BRIEF:
Scan the data below and pick out the lines containing the word "тракторах".

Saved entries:
###
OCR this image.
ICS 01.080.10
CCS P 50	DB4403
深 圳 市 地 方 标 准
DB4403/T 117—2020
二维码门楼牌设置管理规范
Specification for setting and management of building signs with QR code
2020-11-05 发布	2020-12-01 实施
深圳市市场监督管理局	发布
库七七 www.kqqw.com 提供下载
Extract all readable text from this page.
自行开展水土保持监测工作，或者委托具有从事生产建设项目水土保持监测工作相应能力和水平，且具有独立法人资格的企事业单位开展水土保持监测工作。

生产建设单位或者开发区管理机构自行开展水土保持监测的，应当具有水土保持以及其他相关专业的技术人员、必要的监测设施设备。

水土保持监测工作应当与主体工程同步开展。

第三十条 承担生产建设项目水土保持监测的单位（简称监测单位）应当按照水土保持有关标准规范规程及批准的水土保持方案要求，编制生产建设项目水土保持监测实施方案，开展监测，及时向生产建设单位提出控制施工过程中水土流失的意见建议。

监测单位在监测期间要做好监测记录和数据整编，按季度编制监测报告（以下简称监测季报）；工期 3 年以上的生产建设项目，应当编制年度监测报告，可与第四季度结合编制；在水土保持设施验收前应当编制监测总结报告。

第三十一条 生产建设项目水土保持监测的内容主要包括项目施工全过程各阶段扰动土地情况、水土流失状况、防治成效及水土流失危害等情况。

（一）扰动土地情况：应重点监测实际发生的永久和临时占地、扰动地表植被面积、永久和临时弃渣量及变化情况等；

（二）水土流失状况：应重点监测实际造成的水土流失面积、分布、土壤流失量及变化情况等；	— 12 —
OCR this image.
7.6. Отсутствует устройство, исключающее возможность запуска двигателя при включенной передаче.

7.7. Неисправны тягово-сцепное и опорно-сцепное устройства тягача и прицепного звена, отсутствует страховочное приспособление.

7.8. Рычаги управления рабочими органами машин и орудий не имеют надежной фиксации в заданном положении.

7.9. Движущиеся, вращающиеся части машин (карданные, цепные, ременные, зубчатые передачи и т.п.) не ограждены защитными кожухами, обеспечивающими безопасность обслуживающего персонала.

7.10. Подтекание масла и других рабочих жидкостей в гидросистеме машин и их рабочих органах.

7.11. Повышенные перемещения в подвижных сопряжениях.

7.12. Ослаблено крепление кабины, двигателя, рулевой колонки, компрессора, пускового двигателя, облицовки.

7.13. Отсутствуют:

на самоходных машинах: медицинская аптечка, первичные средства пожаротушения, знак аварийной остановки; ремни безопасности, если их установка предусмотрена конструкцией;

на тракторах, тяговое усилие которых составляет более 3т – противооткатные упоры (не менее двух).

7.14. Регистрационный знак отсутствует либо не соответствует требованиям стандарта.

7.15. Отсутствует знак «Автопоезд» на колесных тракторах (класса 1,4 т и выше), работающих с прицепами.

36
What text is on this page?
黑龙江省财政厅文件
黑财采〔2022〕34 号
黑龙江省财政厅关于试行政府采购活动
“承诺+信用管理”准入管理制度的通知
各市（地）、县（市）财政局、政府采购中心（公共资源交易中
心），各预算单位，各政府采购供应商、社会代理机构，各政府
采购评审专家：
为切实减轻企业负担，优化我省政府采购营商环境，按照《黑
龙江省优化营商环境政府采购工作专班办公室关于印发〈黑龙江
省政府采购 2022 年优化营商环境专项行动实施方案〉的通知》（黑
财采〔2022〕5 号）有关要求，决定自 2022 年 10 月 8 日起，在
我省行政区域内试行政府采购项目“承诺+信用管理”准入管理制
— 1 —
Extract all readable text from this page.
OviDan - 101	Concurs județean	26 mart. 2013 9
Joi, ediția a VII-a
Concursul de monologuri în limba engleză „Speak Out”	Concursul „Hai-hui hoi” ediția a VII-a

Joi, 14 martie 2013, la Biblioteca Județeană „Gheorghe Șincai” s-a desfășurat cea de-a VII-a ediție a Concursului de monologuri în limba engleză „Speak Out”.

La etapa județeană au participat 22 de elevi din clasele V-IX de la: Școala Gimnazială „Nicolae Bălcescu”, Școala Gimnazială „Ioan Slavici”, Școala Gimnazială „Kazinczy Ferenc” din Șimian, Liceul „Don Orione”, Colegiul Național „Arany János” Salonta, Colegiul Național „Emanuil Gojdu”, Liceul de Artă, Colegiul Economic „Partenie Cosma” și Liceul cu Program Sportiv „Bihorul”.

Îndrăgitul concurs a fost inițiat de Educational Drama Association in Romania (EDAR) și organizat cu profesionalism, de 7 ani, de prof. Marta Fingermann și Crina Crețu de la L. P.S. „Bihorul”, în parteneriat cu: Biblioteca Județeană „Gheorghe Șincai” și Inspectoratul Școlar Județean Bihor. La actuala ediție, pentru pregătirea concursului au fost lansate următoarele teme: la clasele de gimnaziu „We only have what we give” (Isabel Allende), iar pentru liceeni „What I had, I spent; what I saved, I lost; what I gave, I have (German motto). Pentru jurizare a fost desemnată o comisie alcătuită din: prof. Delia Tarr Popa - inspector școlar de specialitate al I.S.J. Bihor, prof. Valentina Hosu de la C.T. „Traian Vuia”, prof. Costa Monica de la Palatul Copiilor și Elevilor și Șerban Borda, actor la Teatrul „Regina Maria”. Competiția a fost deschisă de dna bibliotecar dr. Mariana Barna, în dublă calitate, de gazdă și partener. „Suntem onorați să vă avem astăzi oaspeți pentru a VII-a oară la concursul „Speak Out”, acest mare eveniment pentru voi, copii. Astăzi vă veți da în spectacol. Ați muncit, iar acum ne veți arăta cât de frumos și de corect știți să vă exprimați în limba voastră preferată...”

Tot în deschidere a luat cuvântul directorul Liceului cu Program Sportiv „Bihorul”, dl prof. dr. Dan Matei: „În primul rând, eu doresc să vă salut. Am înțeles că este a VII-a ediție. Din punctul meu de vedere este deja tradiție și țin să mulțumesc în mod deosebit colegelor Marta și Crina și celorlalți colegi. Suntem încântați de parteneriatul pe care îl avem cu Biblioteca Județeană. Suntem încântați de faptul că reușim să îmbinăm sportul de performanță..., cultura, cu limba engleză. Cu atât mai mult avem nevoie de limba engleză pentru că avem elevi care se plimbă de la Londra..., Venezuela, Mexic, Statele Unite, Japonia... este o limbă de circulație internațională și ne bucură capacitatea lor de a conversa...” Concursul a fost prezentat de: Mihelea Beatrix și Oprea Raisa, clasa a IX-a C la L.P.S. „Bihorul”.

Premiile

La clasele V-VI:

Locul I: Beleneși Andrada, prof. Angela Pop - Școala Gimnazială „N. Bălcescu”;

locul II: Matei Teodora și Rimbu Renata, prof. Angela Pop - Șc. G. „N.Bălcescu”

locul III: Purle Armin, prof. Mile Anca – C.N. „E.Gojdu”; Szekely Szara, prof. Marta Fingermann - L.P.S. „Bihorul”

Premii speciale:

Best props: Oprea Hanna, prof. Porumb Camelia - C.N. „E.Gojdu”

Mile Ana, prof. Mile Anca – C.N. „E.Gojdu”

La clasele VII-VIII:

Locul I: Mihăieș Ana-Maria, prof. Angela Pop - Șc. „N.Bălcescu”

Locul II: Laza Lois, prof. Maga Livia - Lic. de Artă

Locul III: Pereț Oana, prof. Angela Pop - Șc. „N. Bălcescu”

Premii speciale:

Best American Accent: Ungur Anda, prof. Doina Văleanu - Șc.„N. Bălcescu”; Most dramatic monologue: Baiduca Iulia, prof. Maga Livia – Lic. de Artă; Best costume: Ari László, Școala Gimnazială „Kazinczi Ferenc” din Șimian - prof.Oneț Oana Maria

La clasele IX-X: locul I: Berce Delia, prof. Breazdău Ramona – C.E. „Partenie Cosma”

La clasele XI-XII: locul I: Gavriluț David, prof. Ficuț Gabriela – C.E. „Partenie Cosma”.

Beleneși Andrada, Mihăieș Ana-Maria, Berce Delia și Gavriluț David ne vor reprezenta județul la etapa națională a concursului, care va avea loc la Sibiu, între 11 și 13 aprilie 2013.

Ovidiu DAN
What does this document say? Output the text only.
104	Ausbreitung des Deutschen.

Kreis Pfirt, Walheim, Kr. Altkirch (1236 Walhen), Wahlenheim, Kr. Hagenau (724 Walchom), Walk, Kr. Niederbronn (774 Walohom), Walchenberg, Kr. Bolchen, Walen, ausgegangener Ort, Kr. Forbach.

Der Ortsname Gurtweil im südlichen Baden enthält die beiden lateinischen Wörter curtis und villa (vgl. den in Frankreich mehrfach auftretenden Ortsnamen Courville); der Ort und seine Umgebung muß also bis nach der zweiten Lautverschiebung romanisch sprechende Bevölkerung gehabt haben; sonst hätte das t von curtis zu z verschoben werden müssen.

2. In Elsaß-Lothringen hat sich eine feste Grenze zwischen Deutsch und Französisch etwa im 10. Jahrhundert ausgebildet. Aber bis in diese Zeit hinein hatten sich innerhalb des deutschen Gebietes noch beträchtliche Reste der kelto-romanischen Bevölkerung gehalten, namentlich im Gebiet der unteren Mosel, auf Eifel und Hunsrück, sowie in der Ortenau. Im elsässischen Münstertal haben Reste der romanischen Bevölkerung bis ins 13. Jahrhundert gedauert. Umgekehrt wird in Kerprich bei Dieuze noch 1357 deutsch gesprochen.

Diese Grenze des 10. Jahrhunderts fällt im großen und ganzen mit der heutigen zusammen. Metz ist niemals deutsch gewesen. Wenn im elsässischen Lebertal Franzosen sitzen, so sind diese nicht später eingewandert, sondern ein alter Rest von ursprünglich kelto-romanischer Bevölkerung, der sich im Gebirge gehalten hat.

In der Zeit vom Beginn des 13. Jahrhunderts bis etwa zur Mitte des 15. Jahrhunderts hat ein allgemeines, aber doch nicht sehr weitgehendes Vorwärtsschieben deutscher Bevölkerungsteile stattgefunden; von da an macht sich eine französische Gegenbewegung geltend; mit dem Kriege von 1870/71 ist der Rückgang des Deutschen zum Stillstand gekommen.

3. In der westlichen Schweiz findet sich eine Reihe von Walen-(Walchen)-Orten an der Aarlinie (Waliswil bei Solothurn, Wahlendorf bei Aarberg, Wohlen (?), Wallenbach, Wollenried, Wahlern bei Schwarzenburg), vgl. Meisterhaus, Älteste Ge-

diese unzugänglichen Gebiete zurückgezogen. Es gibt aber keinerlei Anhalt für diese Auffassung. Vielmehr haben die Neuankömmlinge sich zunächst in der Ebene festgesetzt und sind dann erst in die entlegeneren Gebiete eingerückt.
###
THE RESULT:
на тракторах, тяговое усилие которых составляет более 3т – противооткатные упоры (не менее двух).
7.15. Отсутствует знак «Автопоезд» на колесных тракторах (класса 1,4 т и выше), работающих с прицепами.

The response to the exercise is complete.